- Aim A
Give every full date, with month, day and year, that appears in the court opinion below, in the order they occur.

── Text extract ──

United States District Court, Third Circuit

December 5, 2013

JAMES T. WYNDER, et al. Respondents


WILLIAM W. CALDWELL, District Judge.

I. Introduction

On September 20, 2007, the petitioner, Raymond Ziomek, filed a counseled petition under 28 U.S.C. § 2254 challenging his conviction and sentence in the Court of Common Pleas of Luzerne County, Pennsylvania. In those state proceedings, Petitioner pled guilty in February 1981 to murder generally, abuse of a corpse and criminal mischief. After a degree-of-guilt hearing, the court found him guilty of first-degree murder. In May 1981, he was sentenced to an aggregate term of life plus two to four years' imprisonment.

On February 13, 2008, we dismissed the 2254 petition as time-barred. Ziomek v. Wynder , 2008 WL 416887 (M.D. Pa.). We are considering two motions challenging that ruling: (1) a counseled motion, filed on April 2, 2009, styled as a "petition for habeas corpus pursuant to 28 U.S.C. § 2254, " but which actually requests that the February 13 order be reopened and the 2254 petition be considered on the merits; and (2) a pro se motion filed pursuant to Fed.R.Civ.P. 60(b)(6) on February 19, 2013.[1]

II. Discussion

A. The Counseled Motion

As noted, the counseled motion is styled as a 2254 petition, but since substantively it requests that we reopen the judgment, we will treat it as a motion under Fed.R.Civ.P. 60(b)(6).

Rule 60(b)(1) through (5) allows relief from a judgment in five specific situations.[2] Rule 60(b)(6), the catchall provision, allows relief from a judgment for "any other reason that justifies relief." Fed.R.Civ.P. 60(b)(6).[3] Like motions made under the other subdivisions of Rule 60(b), a motion under Rule 60(b)(6) "must be made within a reasonable time." Rule 60(c)(1). "What constitutes a reasonable time' depends on the circumstances of each case. [citation omitted]. A court considers many factors, including finality, the reason for delay, the practical ability for the litigant to learn of the grounds relied upon earlier, and potential prejudice to other parties." In re: Diet Drugs , 383 F.App'x 242, 246 (3d Cir. 2010)(nonprecedential).

Because a motion under Rule 60(b)(6) can be granted "for any other reason that justifies relief, " the party seeking such relief must show "extraordinary circumstances" as a way of respecting the separate interest in the finality of judgments. Budget Blinds, Inc. v. White , 536 F.3d 244, 255 (3d Cir. 2008). If an extreme and unexpected hardship will result if relief is not granted, then extraordinary circumstances have been shown. Id. "This hardship' requirement may sometimes be satisfied when the judgment precluded an adjudication on the merits.'" Id. (quoted case omitted). A delay in filing a Rule 60(b)(6) motion must also be justified by extraordinary circumstances. In re: Diet Drugs , 383 F.App'x at 246.

───
── Data supplied ──

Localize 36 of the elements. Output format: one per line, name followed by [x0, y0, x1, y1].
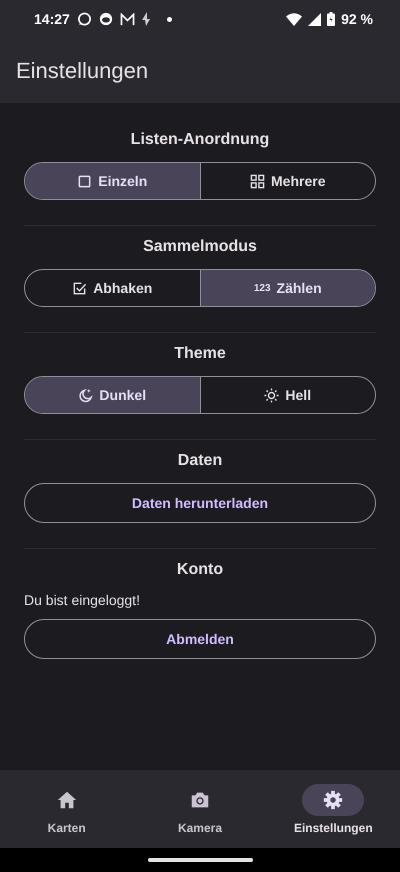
section-title: Daten	[176, 451, 224, 471]
number-glyph: 123	[254, 282, 271, 294]
nav-item[interactable]: Einstellungen	[266, 770, 400, 848]
battery-percent: 92 %	[341, 11, 373, 27]
battery-icon	[327, 12, 336, 26]
segment-option[interactable]: Mehrere	[200, 163, 375, 199]
sun-icon	[264, 388, 280, 402]
section-title: Sammelmodus	[142, 237, 258, 257]
wifi-icon	[286, 12, 302, 26]
checkbox-icon	[72, 280, 88, 296]
download-button[interactable]: Daten herunterladen	[24, 483, 376, 523]
square-icon	[77, 174, 92, 188]
segment-option[interactable]: Hell	[200, 377, 375, 413]
grid-icon	[250, 174, 266, 188]
moon-icon	[78, 388, 94, 402]
bolt-icon	[142, 12, 152, 26]
nav-item[interactable]: Karten	[0, 770, 134, 848]
dot-icon	[166, 16, 172, 22]
login-status-text: Du bist eingeloggt!	[24, 592, 141, 608]
clock-time: 14:27	[34, 11, 70, 27]
nav-item[interactable]: Kamera	[133, 770, 267, 848]
logout-button[interactable]: Abmelden	[24, 619, 376, 659]
settings-icon	[322, 789, 344, 811]
section-title: Theme	[173, 344, 227, 364]
section-title: Listen-Anordnung	[130, 130, 270, 150]
home-icon	[56, 789, 78, 811]
segment-option[interactable]: Abhaken	[25, 270, 200, 306]
segment-option[interactable]: Dunkel	[25, 377, 200, 413]
page-title: Einstellungen	[16, 58, 148, 84]
signal-icon	[308, 12, 322, 26]
section-title: Konto	[176, 560, 224, 580]
mail-icon	[120, 12, 135, 26]
segment-option[interactable]: Einzeln	[25, 163, 200, 199]
chat-icon	[76, 12, 92, 26]
segment-option[interactable]: 123 Zählen	[200, 270, 375, 306]
home-indicator[interactable]	[148, 858, 252, 862]
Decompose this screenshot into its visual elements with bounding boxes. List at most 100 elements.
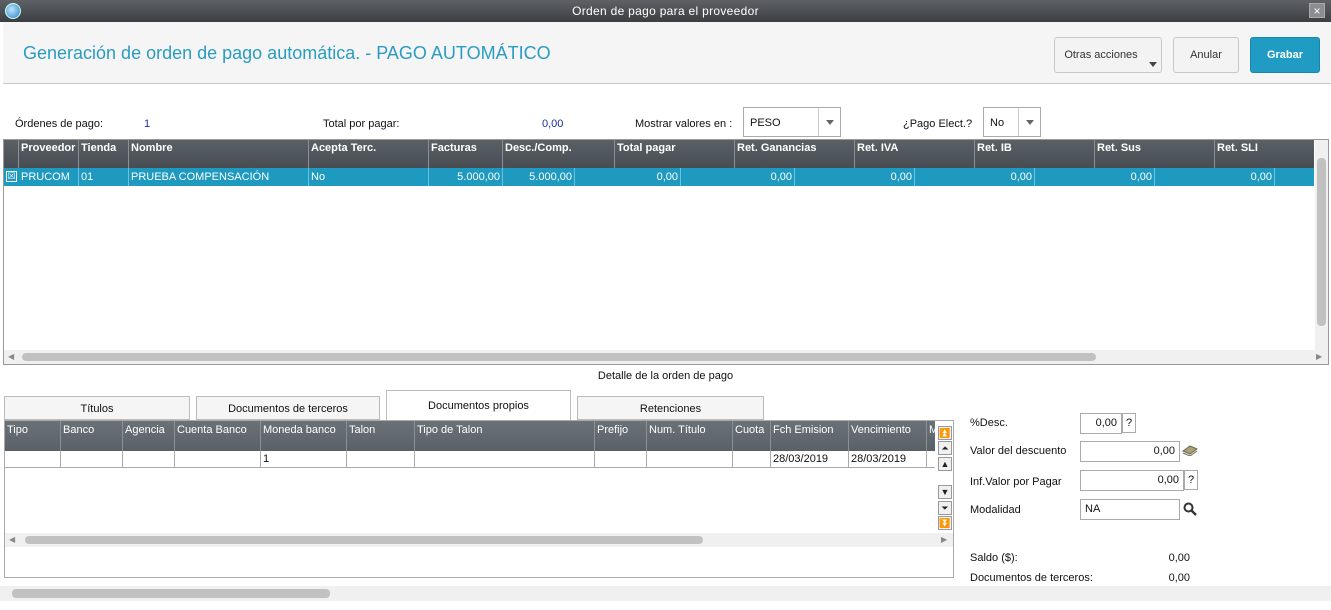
desc-pct-help-button[interactable]: ? [1122, 413, 1136, 433]
pago-dropdown-button[interactable] [1018, 108, 1040, 136]
grid-header-facturas[interactable]: Facturas [429, 140, 503, 168]
tab-retenciones[interactable]: Retenciones [577, 396, 764, 420]
page-horizontal-scrollbar[interactable] [0, 586, 1331, 601]
otras-acciones-button[interactable]: Otras acciones [1054, 37, 1162, 73]
dgrid-header-moneda[interactable]: Moneda banco [261, 421, 347, 451]
table-row[interactable]: 1 28/03/2019 28/03/2019 [5, 451, 935, 468]
cell-ret-ib[interactable]: 0,00 [915, 168, 1035, 186]
dcell-fch-emision[interactable]: 28/03/2019 [771, 451, 849, 468]
dgrid-header-cuenta[interactable]: Cuenta Banco [175, 421, 261, 451]
modalidad-field[interactable]: NA [1080, 499, 1180, 520]
mostrar-select[interactable]: PESO [743, 107, 841, 137]
tab-titulos[interactable]: Títulos [4, 396, 190, 420]
dgrid-header-vencimiento[interactable]: Vencimiento [849, 421, 927, 451]
grid-header-ret-sus[interactable]: Ret. Sus [1095, 140, 1215, 168]
cell-ret-ganancias[interactable]: 0,00 [681, 168, 795, 186]
grid-header-ret-ib[interactable]: Ret. IB [975, 140, 1095, 168]
valor-desc-field[interactable]: 0,00 [1080, 441, 1180, 462]
dcell-moneda[interactable]: 1 [261, 451, 347, 468]
scroll-right-icon[interactable]: ▶ [1316, 352, 1322, 361]
grid-hscroll-thumb[interactable] [22, 353, 1096, 361]
grid-header-nombre[interactable]: Nombre [129, 140, 309, 168]
cell-acepta[interactable]: No [309, 168, 429, 186]
grid-header-tienda[interactable]: Tienda [79, 140, 129, 168]
cell-tienda[interactable]: 01 [79, 168, 129, 186]
table-row[interactable]: ☒ PRUCOM 01 PRUEBA COMPENSACIÓN No 5.000… [4, 168, 1314, 186]
page-hscroll-thumb[interactable] [12, 589, 330, 598]
dcell-num-titulo[interactable] [647, 451, 733, 468]
dcell-cuenta[interactable] [175, 451, 261, 468]
grid-vscroll-thumb[interactable] [1317, 158, 1326, 326]
cell-proveedor[interactable]: PRUCOM [19, 168, 79, 186]
scroll-right-icon[interactable]: ▶ [941, 535, 947, 544]
grid-vertical-scrollbar[interactable] [1315, 140, 1328, 350]
dcell-agencia[interactable] [123, 451, 175, 468]
close-button[interactable]: × [1309, 3, 1325, 18]
dcell-m[interactable] [927, 451, 935, 468]
search-icon[interactable] [1183, 502, 1197, 516]
doc-terceros-value: 0,00 [1168, 572, 1190, 584]
pago-select-value: No [990, 117, 1005, 129]
tab-documentos-terceros[interactable]: Documentos de terceros [196, 396, 380, 420]
grid-header-ret-iva[interactable]: Ret. IVA [855, 140, 975, 168]
grid-header-acepta[interactable]: Acepta Terc. [309, 140, 429, 168]
grid-header-ret-sli[interactable]: Ret. SLI [1215, 140, 1314, 168]
dgrid-header-talon[interactable]: Talon [347, 421, 415, 451]
dgrid-header-tipo-talon[interactable]: Tipo de Talon [415, 421, 595, 451]
dcell-prefijo[interactable] [595, 451, 647, 468]
move-down-icon[interactable]: ▼ [938, 485, 952, 499]
row-checkbox[interactable]: ☒ [6, 171, 17, 182]
scroll-left-icon[interactable]: ◀ [8, 352, 14, 361]
detail-hscroll-thumb[interactable] [25, 536, 703, 544]
move-bottom-icon[interactable]: ⏬ [938, 516, 952, 530]
dcell-talon[interactable] [347, 451, 415, 468]
move-up-icon[interactable]: ▲ [938, 457, 952, 471]
dgrid-header-tipo[interactable]: Tipo [5, 421, 61, 451]
inf-valor-help-button[interactable]: ? [1184, 470, 1198, 490]
dgrid-header-fch-emision[interactable]: Fch Emision [771, 421, 849, 451]
cell-ret-iva[interactable]: 0,00 [795, 168, 915, 186]
desc-pct-label: %Desc. [970, 417, 1008, 429]
cell-ret-sus[interactable]: 0,00 [1035, 168, 1155, 186]
total-label: Total por pagar: [323, 118, 400, 130]
chevron-down-icon [1026, 120, 1034, 125]
scroll-left-icon[interactable]: ◀ [9, 535, 15, 544]
cell-ret-sli[interactable]: 0,00 [1155, 168, 1275, 186]
grid-header-desc[interactable]: Desc./Comp. [503, 140, 615, 168]
inf-valor-field[interactable]: 0,00 [1080, 470, 1184, 491]
grid-header-total[interactable]: Total pagar [615, 140, 735, 168]
grid-horizontal-scrollbar[interactable]: ◀ ▶ [4, 350, 1328, 364]
dcell-banco[interactable] [61, 451, 123, 468]
money-icon[interactable] [1181, 444, 1199, 457]
detail-grid-header: Tipo Banco Agencia Cuenta Banco Moneda b… [5, 421, 935, 451]
detail-title: Detalle de la orden de pago [597, 370, 734, 382]
dgrid-header-prefijo[interactable]: Prefijo [595, 421, 647, 451]
dcell-vencimiento[interactable]: 28/03/2019 [849, 451, 927, 468]
dgrid-header-m[interactable]: M [927, 421, 935, 451]
cell-facturas[interactable]: 5.000,00 [429, 168, 503, 186]
dgrid-header-num-titulo[interactable]: Num. Título [647, 421, 733, 451]
detail-horizontal-scrollbar[interactable]: ◀ ▶ [5, 533, 953, 547]
cell-desc[interactable]: 5.000,00 [503, 168, 575, 186]
mostrar-label: Mostrar valores en : [635, 118, 733, 130]
pago-select[interactable]: No [983, 107, 1041, 137]
dcell-cuota[interactable] [733, 451, 771, 468]
move-up-fast-icon[interactable]: ⏶ [938, 441, 952, 455]
dcell-tipo-talon[interactable] [415, 451, 595, 468]
mostrar-dropdown-button[interactable] [818, 108, 840, 136]
grabar-button[interactable]: Grabar [1250, 37, 1320, 73]
dcell-tipo[interactable] [5, 451, 61, 468]
dgrid-header-cuota[interactable]: Cuota [733, 421, 771, 451]
dgrid-header-banco[interactable]: Banco [61, 421, 123, 451]
mostrar-select-value: PESO [750, 117, 781, 129]
dgrid-header-agencia[interactable]: Agencia [123, 421, 175, 451]
move-top-icon[interactable]: ⏫ [938, 426, 952, 440]
grid-header-proveedor[interactable]: Proveedor [19, 140, 79, 168]
anular-button[interactable]: Anular [1173, 37, 1239, 73]
grid-header-ret-ganancias[interactable]: Ret. Ganancias [735, 140, 855, 168]
move-down-fast-icon[interactable]: ⏷ [938, 501, 952, 515]
tab-documentos-propios[interactable]: Documentos propios [386, 390, 571, 420]
cell-total[interactable]: 0,00 [575, 168, 681, 186]
cell-nombre[interactable]: PRUEBA COMPENSACIÓN [129, 168, 309, 186]
desc-pct-field[interactable]: 0,00 [1080, 413, 1122, 434]
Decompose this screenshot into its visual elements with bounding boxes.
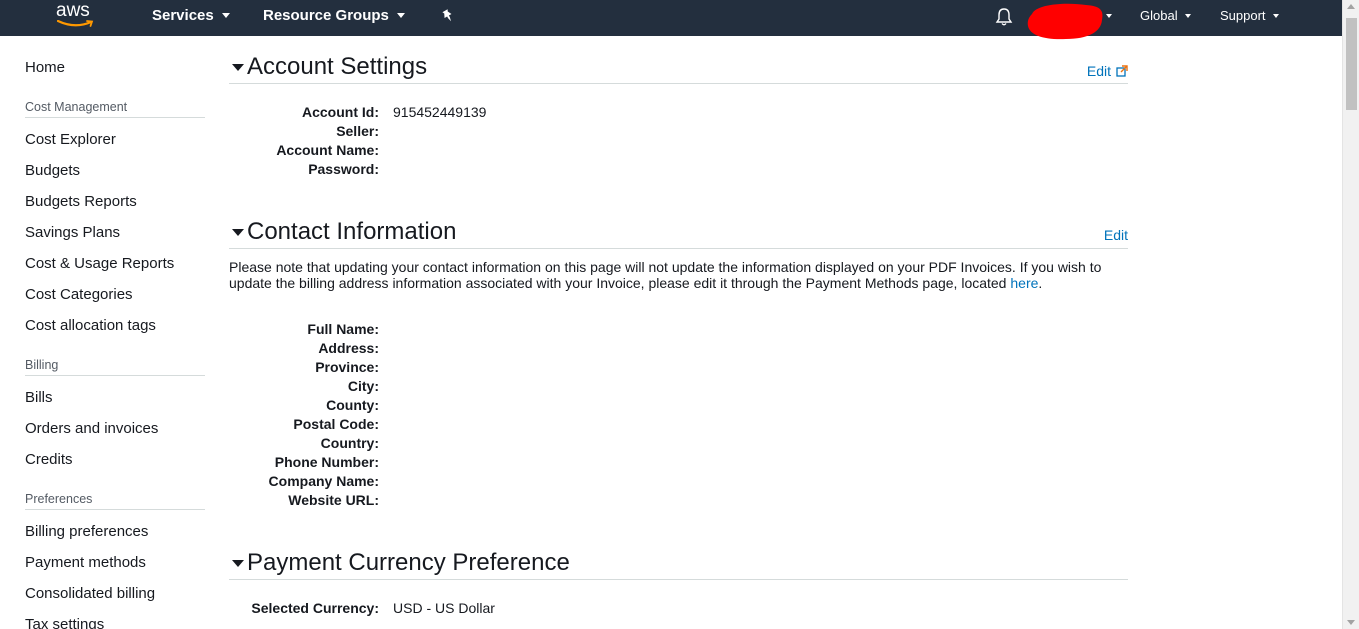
aws-logo-text: aws: [56, 0, 90, 21]
payment-methods-here-link[interactable]: here: [1010, 275, 1038, 291]
city-label: City:: [347, 378, 379, 394]
region-label: Global: [1140, 8, 1178, 23]
sidebar: Home Cost Management Cost Explorer Budge…: [0, 36, 215, 629]
sidebar-item-consolidated-billing[interactable]: Consolidated billing: [25, 585, 155, 602]
account-settings-title: Account Settings: [247, 53, 428, 80]
region-menu[interactable]: Global: [1140, 0, 1191, 36]
contact-information-header: Contact Information Edit: [229, 201, 1128, 249]
sidebar-section-preferences: Preferences: [25, 492, 205, 510]
account-id-label: Account Id:: [302, 104, 379, 120]
sidebar-item-cost-allocation-tags[interactable]: Cost allocation tags: [25, 317, 156, 334]
resource-groups-label: Resource Groups: [263, 7, 389, 24]
payment-currency-title: Payment Currency Preference: [247, 549, 570, 576]
chevron-down-icon: [221, 12, 230, 18]
chevron-down-icon: [396, 12, 405, 18]
account-settings-edit-link[interactable]: Edit: [1087, 63, 1128, 79]
sidebar-item-cost-explorer[interactable]: Cost Explorer: [25, 131, 116, 148]
support-menu[interactable]: Support: [1220, 0, 1279, 36]
page-scrollbar[interactable]: [1342, 0, 1359, 629]
contact-information-edit-link[interactable]: Edit: [1104, 227, 1128, 243]
notice-text: Please note that updating your contact i…: [229, 259, 1102, 291]
sidebar-item-cost-usage-reports[interactable]: Cost & Usage Reports: [25, 255, 174, 272]
chevron-down-icon: [1184, 13, 1191, 18]
website-url-label: Website URL:: [288, 492, 379, 508]
pin-icon[interactable]: [440, 8, 456, 24]
notice-end: .: [1038, 275, 1043, 291]
sidebar-item-bills[interactable]: Bills: [25, 389, 53, 406]
collapse-triangle-icon[interactable]: [232, 229, 244, 236]
aws-logo[interactable]: aws: [56, 0, 98, 32]
sidebar-item-billing-preferences[interactable]: Billing preferences: [25, 523, 148, 540]
account-id-value: 915452449139: [393, 104, 487, 120]
edit-label: Edit: [1086, 63, 1111, 79]
sidebar-item-tax-settings[interactable]: Tax settings: [25, 616, 104, 629]
sidebar-section-billing: Billing: [25, 358, 205, 376]
selected-currency-value: USD - US Dollar: [393, 600, 495, 616]
account-name-label: Account Name:: [276, 142, 379, 158]
address-label: Address:: [318, 340, 379, 356]
scroll-up-arrow-icon[interactable]: [1347, 4, 1355, 9]
sidebar-section-cost-management: Cost Management: [25, 100, 205, 118]
seller-label: Seller:: [336, 123, 379, 139]
collapse-triangle-icon[interactable]: [232, 560, 244, 567]
selected-currency-label: Selected Currency:: [251, 600, 379, 616]
sidebar-item-cost-categories[interactable]: Cost Categories: [25, 286, 133, 303]
phone-number-label: Phone Number:: [274, 454, 379, 470]
contact-information-title: Contact Information: [247, 218, 457, 245]
sidebar-item-credits[interactable]: Credits: [25, 451, 73, 468]
scroll-down-arrow-icon[interactable]: [1347, 620, 1355, 625]
main-content: Account Settings Edit Account Id: 915452…: [229, 36, 1129, 629]
aws-smile-icon: [57, 20, 94, 27]
county-label: County:: [326, 397, 379, 413]
province-label: Province:: [315, 359, 379, 375]
external-link-icon: [1116, 65, 1128, 77]
sidebar-item-payment-methods[interactable]: Payment methods: [25, 554, 146, 571]
sidebar-item-budgets[interactable]: Budgets: [25, 162, 80, 179]
bell-icon[interactable]: [995, 7, 1013, 27]
country-label: Country:: [320, 435, 379, 451]
sidebar-item-home[interactable]: Home: [25, 59, 65, 76]
payment-currency-header: Payment Currency Preference: [229, 532, 1128, 580]
account-settings-header: Account Settings Edit: [229, 36, 1128, 84]
top-navigation: aws Services Resource Groups Global Supp…: [0, 0, 1359, 40]
chevron-down-icon: [1272, 13, 1279, 18]
sidebar-item-budgets-reports[interactable]: Budgets Reports: [25, 193, 137, 210]
company-name-label: Company Name:: [268, 473, 379, 489]
support-label: Support: [1220, 8, 1266, 23]
scrollbar-thumb[interactable]: [1346, 18, 1357, 110]
collapse-triangle-icon[interactable]: [232, 64, 244, 71]
postal-code-label: Postal Code:: [293, 416, 379, 432]
sidebar-item-savings-plans[interactable]: Savings Plans: [25, 224, 120, 241]
services-menu[interactable]: Services: [152, 0, 230, 36]
full-name-label: Full Name:: [307, 321, 379, 337]
contact-update-notice: Please note that updating your contact i…: [229, 259, 1119, 291]
password-label: Password:: [308, 161, 379, 177]
services-label: Services: [152, 7, 214, 24]
account-chevron-down-icon[interactable]: [1106, 14, 1112, 18]
resource-groups-menu[interactable]: Resource Groups: [263, 0, 405, 36]
sidebar-item-orders-invoices[interactable]: Orders and invoices: [25, 420, 158, 437]
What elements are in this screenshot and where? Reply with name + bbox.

───

- Aim B
In the records above, repeat the lines starting at the one containing "451, 224, 471]" and ending at the one containing "377, 375, 413]", both included.

- Exercise result A
December 5, 2013
September 20, 2007
February 13, 2008
April 2, 2009
February 19, 2013

- Exercise result B
section-title: Daten	[176, 451, 224, 471]
number-glyph: 123	[254, 282, 271, 294]
nav-item[interactable]: Einstellungen	[266, 770, 400, 848]
battery-percent: 92 %	[341, 11, 373, 27]
battery-icon	[327, 12, 336, 26]
segment-option[interactable]: Mehrere	[200, 163, 375, 199]
sun-icon	[264, 388, 280, 402]
section-title: Sammelmodus	[142, 237, 258, 257]
wifi-icon	[286, 12, 302, 26]
checkbox-icon	[72, 280, 88, 296]
download-button[interactable]: Daten herunterladen	[24, 483, 376, 523]
square-icon	[77, 174, 92, 188]
segment-option[interactable]: Hell	[200, 377, 375, 413]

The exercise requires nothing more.